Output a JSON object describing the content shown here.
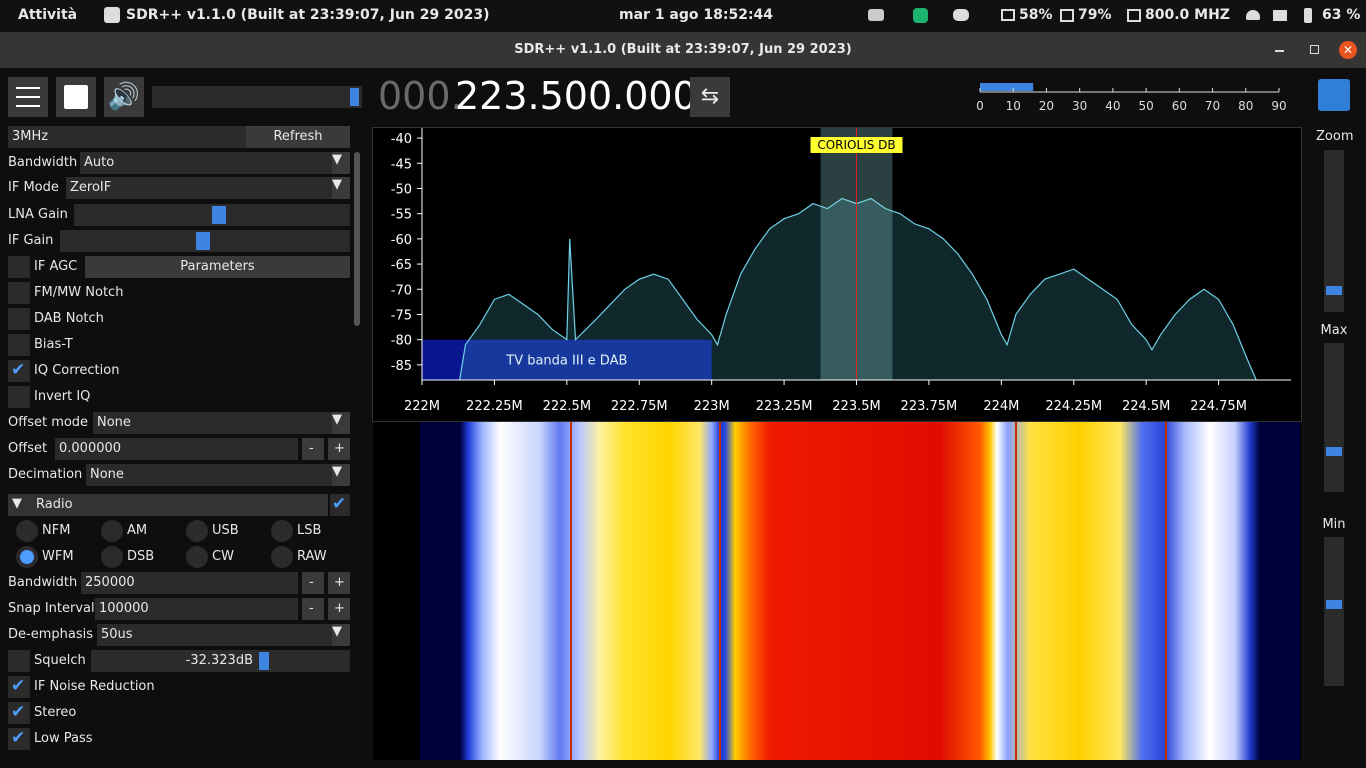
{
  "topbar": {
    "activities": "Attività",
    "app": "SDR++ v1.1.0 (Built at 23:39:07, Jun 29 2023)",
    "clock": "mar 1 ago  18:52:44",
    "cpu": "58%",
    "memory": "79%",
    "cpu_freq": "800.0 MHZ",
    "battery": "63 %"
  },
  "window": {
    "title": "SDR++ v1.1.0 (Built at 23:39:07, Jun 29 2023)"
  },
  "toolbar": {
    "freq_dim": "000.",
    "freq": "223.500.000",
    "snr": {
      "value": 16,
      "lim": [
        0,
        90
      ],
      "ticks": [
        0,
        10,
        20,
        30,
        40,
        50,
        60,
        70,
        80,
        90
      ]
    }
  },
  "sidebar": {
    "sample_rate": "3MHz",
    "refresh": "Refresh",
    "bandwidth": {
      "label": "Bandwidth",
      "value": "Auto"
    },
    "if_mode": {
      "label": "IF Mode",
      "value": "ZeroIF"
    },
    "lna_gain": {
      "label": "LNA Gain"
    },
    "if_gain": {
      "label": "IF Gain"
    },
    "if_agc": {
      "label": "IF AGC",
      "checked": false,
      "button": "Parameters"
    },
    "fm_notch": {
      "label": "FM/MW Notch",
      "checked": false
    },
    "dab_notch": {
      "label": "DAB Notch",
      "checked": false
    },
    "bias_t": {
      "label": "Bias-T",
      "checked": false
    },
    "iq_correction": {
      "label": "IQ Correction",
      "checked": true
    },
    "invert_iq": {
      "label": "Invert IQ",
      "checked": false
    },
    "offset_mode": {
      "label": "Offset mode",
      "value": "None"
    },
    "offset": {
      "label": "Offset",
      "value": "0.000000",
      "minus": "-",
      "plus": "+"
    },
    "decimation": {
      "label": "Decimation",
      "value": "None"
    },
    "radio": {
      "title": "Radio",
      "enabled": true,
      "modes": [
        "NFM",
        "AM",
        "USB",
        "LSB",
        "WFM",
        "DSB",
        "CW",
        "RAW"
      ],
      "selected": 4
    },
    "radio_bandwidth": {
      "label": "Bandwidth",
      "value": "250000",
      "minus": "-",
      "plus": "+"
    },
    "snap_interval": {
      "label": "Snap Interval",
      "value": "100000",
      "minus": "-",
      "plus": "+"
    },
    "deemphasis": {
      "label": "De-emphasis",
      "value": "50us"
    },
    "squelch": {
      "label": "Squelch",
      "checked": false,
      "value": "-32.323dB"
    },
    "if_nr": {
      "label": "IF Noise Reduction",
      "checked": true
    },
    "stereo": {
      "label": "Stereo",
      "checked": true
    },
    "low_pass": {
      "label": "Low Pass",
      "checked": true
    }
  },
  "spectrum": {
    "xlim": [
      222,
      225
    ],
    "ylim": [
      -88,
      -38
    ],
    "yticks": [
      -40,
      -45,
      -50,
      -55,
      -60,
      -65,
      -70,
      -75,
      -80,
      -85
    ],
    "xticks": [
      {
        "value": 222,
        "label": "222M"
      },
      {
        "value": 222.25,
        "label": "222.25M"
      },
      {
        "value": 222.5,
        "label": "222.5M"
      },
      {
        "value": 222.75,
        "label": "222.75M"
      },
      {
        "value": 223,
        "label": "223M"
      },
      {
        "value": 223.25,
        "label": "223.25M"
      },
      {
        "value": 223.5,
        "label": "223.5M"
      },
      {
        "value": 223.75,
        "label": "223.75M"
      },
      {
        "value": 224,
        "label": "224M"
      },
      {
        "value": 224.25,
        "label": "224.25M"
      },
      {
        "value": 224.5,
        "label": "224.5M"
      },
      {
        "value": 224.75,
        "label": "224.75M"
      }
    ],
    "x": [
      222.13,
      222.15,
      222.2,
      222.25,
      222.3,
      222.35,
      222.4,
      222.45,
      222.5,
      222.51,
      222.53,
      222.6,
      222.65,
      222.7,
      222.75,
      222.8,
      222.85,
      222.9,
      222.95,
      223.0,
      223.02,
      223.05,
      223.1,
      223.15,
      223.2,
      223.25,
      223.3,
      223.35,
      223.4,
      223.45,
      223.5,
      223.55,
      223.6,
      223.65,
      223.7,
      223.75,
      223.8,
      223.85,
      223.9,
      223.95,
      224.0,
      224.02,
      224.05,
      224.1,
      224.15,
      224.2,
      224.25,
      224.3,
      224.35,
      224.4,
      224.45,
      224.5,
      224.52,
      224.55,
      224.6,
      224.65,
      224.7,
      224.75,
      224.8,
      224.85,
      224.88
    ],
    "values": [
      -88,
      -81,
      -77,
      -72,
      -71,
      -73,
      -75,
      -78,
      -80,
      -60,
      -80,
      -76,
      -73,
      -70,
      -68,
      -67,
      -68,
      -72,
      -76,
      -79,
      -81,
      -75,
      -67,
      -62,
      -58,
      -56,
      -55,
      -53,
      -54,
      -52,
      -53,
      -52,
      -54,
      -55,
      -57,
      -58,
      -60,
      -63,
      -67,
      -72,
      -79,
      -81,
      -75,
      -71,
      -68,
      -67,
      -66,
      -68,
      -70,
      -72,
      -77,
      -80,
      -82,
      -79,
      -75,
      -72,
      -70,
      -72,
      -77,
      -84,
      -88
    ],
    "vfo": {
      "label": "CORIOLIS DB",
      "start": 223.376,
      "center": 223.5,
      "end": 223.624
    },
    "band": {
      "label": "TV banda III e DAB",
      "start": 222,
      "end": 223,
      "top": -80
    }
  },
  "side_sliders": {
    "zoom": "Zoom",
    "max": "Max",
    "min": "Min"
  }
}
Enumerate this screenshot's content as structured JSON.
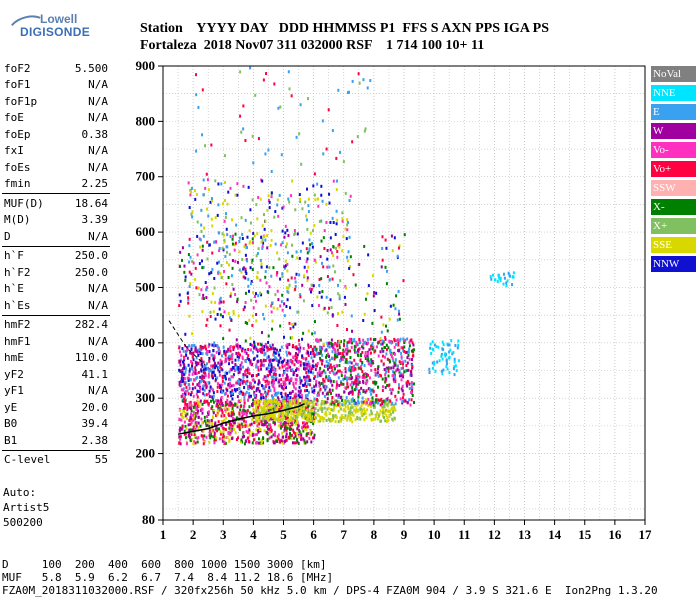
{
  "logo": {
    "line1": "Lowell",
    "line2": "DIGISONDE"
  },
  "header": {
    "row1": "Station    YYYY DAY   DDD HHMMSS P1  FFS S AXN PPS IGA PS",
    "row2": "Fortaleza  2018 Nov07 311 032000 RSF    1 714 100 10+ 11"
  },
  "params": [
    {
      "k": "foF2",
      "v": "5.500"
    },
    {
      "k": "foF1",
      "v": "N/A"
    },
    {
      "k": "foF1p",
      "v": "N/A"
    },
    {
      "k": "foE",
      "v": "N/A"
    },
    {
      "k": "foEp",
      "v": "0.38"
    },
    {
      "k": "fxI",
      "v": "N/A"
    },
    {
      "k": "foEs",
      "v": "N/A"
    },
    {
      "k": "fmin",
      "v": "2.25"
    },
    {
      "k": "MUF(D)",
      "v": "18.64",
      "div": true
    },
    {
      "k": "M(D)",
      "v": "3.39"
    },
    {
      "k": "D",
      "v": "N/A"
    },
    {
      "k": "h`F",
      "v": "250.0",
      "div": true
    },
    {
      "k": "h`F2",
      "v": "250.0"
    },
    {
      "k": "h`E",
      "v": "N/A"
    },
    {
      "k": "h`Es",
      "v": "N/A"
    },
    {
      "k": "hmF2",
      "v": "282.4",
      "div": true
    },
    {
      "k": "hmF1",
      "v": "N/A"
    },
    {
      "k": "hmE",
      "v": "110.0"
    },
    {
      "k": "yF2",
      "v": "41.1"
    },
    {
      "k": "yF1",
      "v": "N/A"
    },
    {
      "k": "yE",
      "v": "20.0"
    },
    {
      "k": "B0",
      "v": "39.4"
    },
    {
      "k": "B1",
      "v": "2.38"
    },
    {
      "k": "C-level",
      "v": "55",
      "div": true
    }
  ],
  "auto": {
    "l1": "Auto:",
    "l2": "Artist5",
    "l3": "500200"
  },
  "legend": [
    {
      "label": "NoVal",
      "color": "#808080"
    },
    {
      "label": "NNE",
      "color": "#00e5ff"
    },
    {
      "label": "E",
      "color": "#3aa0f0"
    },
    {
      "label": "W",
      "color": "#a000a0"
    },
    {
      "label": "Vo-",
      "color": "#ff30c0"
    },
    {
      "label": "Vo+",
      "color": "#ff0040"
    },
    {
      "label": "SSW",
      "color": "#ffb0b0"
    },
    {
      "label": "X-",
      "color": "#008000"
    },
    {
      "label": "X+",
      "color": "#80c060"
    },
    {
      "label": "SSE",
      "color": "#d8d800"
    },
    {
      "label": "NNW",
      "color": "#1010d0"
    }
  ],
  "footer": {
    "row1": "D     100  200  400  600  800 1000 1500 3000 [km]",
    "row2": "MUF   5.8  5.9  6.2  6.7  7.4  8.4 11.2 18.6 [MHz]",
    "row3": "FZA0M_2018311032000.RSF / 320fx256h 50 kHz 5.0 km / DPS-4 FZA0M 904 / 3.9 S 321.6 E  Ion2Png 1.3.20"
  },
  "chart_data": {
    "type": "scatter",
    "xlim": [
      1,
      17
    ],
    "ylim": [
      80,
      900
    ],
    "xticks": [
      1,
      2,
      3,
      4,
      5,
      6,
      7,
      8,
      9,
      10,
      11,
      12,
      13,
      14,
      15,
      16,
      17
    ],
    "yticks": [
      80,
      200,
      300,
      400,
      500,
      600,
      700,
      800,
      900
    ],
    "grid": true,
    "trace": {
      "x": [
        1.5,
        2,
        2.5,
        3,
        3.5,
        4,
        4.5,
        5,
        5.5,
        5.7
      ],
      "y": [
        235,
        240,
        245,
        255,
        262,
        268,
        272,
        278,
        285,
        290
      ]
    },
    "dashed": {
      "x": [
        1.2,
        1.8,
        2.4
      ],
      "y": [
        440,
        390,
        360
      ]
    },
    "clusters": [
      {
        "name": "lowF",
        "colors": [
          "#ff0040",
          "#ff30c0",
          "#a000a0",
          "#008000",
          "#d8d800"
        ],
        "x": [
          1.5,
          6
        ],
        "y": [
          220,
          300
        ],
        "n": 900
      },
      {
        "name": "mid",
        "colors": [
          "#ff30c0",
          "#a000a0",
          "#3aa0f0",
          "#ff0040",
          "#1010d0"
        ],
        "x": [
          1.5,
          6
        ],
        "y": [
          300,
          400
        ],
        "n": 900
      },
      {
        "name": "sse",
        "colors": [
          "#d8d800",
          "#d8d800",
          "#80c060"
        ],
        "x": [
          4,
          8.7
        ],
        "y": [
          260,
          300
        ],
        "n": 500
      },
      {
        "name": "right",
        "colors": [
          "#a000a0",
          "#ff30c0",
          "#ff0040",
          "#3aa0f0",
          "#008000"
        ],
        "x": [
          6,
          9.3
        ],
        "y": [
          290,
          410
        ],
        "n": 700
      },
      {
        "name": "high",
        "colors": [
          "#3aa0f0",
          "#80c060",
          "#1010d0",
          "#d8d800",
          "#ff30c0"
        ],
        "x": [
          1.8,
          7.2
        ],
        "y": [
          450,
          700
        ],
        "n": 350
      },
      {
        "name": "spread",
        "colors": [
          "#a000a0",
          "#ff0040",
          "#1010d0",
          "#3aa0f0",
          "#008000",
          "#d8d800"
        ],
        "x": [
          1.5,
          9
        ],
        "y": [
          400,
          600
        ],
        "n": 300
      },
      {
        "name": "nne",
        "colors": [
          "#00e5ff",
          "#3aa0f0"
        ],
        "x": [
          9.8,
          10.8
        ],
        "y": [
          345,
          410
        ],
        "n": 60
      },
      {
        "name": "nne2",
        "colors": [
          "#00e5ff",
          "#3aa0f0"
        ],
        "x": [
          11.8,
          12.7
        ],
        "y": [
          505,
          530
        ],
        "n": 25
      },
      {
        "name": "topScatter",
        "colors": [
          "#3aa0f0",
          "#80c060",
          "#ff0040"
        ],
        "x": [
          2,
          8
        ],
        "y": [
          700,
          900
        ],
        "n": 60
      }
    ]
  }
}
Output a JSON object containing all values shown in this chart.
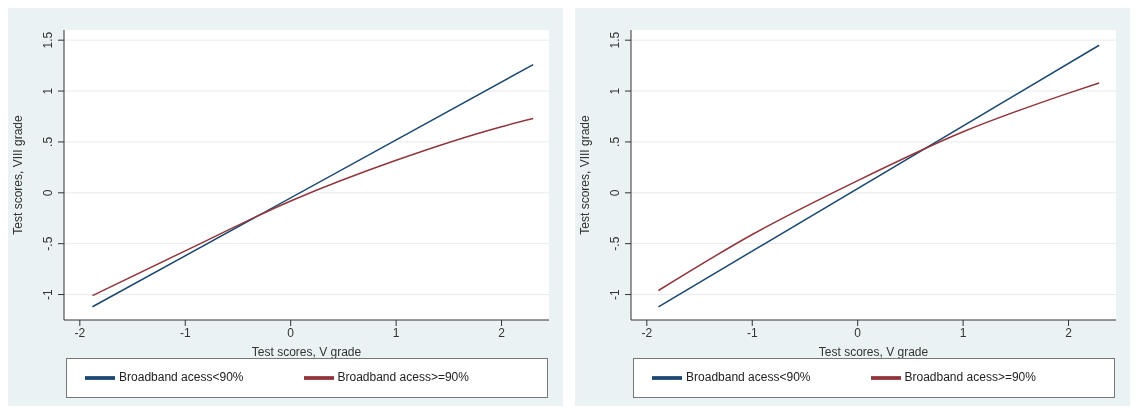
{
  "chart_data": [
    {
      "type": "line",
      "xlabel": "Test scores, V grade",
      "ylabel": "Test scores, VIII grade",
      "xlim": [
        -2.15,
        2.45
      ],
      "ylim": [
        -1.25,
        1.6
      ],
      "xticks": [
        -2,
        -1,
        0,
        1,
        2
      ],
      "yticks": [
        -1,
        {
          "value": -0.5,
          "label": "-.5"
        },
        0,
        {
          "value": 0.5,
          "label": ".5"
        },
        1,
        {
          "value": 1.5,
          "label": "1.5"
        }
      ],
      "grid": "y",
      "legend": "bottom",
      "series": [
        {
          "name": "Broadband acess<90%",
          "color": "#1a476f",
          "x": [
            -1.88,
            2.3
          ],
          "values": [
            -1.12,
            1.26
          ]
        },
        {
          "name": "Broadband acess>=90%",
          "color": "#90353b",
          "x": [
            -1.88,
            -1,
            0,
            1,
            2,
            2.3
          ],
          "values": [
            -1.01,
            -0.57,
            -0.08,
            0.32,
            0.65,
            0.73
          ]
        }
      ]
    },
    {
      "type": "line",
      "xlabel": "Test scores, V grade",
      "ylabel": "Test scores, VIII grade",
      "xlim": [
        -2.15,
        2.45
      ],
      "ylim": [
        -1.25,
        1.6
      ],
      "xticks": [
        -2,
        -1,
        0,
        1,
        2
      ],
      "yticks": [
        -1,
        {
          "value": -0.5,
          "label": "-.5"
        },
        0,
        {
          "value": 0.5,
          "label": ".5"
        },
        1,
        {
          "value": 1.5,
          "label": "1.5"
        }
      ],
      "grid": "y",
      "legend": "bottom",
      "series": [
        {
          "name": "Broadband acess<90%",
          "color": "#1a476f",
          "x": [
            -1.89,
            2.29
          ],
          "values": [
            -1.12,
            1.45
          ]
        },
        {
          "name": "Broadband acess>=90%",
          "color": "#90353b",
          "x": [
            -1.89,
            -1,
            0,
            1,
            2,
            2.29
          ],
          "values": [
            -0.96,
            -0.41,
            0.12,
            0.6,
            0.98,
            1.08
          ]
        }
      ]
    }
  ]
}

━━━━━━━━━━━━━━━━━━━━━━━━━━━━━━

Only a number is wanted: how many lines contain "Output"?

2